═════ STORED ROWS ═════
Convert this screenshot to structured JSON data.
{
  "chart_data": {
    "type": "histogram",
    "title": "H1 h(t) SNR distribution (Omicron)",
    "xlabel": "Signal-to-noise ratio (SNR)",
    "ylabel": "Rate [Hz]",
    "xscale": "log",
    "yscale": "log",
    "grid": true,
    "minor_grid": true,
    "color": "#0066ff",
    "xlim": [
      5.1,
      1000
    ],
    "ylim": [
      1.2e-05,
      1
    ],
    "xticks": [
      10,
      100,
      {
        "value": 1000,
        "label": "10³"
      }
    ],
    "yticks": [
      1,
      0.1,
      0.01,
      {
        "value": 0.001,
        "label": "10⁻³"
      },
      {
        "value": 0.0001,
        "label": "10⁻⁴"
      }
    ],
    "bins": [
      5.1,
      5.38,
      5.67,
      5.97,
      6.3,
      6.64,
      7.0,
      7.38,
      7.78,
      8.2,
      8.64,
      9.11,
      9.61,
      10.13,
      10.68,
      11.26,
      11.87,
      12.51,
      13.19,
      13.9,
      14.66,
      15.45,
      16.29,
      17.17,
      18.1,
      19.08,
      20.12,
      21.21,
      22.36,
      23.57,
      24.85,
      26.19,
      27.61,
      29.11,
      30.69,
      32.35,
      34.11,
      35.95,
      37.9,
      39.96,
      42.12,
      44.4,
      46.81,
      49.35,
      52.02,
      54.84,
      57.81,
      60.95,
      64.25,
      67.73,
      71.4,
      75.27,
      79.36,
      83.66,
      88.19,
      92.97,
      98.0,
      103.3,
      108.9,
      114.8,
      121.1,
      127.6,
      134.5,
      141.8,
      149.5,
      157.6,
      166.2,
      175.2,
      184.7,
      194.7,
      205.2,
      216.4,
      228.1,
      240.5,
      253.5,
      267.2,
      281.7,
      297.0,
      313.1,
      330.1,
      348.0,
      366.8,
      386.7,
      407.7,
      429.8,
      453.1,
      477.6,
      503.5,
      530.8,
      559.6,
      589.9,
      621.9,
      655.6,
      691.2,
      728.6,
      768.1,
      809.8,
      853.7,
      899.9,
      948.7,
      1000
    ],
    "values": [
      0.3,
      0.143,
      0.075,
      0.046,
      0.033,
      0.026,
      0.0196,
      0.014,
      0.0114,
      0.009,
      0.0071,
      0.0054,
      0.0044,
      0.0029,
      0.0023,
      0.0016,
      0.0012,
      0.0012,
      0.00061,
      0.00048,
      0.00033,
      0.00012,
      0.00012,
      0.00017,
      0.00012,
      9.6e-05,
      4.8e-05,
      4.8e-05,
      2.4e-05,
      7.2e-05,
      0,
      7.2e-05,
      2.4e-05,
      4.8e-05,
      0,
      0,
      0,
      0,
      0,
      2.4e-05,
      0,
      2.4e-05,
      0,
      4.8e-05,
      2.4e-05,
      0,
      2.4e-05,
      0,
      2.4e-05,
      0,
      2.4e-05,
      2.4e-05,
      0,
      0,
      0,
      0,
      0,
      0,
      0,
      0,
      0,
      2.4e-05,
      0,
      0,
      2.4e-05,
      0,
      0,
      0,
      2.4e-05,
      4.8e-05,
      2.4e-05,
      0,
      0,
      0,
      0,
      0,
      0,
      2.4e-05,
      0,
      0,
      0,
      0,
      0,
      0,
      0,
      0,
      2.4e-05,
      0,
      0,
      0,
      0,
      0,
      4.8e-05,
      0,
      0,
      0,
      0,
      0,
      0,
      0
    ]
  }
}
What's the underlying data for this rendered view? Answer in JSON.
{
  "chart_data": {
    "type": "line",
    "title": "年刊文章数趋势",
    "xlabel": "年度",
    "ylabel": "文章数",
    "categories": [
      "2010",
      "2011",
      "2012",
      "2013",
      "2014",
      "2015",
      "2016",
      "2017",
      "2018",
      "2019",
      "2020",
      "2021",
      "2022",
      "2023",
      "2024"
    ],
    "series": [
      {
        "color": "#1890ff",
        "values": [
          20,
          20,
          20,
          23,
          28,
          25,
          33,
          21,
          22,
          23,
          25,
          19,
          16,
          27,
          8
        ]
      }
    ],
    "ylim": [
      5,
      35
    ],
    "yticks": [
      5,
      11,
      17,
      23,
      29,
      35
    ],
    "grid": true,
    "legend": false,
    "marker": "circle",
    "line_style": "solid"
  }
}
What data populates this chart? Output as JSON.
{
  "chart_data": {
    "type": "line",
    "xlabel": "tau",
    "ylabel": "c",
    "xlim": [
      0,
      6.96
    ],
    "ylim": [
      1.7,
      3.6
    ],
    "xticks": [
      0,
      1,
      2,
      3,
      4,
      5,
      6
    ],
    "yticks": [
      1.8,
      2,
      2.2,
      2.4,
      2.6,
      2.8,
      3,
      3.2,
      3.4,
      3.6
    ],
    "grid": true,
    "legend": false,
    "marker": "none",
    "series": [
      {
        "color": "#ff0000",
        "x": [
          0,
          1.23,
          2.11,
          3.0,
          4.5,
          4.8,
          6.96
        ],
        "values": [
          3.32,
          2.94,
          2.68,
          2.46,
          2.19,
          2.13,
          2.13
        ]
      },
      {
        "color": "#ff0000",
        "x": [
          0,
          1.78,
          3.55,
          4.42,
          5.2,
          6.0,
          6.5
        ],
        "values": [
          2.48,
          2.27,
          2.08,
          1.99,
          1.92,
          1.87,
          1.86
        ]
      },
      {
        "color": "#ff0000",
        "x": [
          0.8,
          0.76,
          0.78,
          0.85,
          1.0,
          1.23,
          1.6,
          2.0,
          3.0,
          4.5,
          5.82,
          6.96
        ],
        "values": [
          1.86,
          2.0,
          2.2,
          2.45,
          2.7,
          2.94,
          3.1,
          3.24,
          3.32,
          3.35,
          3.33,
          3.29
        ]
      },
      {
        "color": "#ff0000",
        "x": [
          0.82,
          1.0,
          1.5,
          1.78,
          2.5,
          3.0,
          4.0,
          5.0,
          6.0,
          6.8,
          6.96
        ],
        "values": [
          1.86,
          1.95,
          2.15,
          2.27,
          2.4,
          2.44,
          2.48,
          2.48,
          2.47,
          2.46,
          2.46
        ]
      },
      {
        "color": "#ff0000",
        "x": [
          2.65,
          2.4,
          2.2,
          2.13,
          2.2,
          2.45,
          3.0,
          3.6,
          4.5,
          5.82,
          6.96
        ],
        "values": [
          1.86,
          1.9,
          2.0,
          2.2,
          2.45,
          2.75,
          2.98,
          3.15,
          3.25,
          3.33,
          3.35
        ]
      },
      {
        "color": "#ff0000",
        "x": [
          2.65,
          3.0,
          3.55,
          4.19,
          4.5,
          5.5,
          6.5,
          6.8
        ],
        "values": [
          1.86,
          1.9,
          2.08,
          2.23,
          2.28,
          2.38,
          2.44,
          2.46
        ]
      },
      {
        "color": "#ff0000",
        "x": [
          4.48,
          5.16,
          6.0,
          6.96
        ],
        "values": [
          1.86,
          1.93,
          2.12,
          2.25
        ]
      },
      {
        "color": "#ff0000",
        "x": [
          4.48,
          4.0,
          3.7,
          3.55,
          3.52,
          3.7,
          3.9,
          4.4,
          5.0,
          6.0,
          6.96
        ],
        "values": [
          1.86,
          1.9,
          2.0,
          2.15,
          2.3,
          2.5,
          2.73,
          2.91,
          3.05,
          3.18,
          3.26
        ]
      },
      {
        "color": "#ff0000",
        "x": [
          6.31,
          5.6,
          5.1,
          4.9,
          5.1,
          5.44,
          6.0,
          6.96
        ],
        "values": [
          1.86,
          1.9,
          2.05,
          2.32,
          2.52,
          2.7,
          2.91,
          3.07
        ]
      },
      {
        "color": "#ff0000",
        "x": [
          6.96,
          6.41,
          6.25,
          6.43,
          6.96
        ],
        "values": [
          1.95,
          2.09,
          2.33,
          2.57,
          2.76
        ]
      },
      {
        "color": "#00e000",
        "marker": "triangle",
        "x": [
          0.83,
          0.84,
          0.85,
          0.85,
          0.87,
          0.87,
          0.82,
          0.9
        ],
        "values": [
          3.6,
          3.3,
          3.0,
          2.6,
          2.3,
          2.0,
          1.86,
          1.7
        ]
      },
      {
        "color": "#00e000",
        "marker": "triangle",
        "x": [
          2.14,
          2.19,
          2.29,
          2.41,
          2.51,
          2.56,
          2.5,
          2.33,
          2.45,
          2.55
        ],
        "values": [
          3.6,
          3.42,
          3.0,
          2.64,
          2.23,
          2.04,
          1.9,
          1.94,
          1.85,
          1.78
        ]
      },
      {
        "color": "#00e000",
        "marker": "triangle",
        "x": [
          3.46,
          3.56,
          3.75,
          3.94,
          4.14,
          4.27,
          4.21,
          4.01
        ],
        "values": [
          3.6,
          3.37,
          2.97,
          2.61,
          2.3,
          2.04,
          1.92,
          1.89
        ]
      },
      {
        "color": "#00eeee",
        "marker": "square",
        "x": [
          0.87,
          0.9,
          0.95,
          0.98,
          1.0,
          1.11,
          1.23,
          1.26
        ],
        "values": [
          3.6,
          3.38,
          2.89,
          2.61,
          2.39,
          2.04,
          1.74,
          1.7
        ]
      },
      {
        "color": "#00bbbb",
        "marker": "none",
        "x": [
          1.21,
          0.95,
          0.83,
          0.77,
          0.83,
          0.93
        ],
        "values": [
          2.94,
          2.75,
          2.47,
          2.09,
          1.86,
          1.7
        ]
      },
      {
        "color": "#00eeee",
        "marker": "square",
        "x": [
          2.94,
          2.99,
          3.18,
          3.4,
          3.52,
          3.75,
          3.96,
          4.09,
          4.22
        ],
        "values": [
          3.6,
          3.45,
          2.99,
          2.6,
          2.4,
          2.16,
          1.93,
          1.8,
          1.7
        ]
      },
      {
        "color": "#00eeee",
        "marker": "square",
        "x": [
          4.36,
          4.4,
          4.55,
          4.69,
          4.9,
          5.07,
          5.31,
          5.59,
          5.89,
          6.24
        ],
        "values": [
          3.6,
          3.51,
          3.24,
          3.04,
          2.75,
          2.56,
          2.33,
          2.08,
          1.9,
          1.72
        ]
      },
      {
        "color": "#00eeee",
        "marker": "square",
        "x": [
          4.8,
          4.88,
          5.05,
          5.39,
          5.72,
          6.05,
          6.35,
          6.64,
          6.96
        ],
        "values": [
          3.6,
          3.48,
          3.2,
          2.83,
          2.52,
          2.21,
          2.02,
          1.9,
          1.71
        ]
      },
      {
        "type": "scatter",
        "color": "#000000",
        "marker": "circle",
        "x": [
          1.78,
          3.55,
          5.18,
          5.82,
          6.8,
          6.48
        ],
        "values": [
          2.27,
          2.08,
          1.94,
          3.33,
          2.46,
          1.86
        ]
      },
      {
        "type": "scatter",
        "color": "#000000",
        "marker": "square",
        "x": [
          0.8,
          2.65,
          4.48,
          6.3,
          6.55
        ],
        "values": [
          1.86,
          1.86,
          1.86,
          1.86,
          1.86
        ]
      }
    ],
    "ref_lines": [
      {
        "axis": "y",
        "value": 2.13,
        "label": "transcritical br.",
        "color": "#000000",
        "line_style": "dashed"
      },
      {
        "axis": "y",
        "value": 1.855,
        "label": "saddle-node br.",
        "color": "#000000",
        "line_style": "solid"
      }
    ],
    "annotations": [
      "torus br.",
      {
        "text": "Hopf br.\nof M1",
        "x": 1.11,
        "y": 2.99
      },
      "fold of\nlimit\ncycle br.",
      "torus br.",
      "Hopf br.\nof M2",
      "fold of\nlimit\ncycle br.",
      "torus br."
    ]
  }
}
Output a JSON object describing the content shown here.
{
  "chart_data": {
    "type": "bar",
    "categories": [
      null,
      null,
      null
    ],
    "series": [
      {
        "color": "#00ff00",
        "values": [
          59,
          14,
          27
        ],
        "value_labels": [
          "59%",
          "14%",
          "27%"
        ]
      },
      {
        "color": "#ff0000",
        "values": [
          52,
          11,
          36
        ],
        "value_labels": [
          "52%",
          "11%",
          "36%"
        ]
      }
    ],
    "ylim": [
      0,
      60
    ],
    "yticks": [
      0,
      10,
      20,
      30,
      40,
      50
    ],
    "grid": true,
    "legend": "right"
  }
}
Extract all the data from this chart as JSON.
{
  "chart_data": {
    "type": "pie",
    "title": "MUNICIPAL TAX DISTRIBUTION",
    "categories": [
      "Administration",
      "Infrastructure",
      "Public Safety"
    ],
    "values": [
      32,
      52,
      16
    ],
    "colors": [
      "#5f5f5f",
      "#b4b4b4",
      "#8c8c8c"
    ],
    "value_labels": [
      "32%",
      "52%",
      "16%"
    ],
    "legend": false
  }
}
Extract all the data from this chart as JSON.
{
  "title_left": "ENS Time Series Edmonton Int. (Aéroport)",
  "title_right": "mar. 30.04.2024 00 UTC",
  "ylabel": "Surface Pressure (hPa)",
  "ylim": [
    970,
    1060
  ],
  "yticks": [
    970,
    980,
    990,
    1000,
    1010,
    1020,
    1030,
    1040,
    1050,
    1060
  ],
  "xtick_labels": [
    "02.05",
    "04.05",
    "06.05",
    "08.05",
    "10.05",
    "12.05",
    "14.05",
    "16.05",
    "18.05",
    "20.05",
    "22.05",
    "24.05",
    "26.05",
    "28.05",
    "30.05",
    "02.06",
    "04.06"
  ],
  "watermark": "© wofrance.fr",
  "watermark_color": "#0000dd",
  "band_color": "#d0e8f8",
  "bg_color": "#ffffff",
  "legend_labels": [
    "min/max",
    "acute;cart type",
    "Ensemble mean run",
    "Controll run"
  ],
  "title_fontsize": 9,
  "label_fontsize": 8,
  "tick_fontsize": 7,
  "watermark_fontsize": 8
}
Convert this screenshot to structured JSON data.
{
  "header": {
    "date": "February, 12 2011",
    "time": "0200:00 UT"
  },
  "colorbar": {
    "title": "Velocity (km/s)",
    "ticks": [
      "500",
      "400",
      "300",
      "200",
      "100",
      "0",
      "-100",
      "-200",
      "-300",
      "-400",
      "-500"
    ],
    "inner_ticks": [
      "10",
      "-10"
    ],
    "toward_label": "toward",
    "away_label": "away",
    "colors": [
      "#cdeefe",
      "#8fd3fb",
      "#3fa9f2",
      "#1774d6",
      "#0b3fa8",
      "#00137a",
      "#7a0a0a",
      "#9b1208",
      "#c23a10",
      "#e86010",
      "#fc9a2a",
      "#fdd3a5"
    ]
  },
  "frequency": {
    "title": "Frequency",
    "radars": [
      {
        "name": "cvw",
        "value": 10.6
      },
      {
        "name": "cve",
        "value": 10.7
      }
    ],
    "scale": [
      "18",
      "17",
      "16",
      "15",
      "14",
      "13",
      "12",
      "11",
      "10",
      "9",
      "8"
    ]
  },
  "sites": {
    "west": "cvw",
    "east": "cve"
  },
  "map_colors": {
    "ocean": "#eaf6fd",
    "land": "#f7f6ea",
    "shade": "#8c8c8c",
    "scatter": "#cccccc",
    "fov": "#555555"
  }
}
═════
Read the entries and show each line that mentions "Output".

#### [FINISHED ANSWER]
What data populates this chart? Output as JSON.
Output a JSON object describing the content shown here.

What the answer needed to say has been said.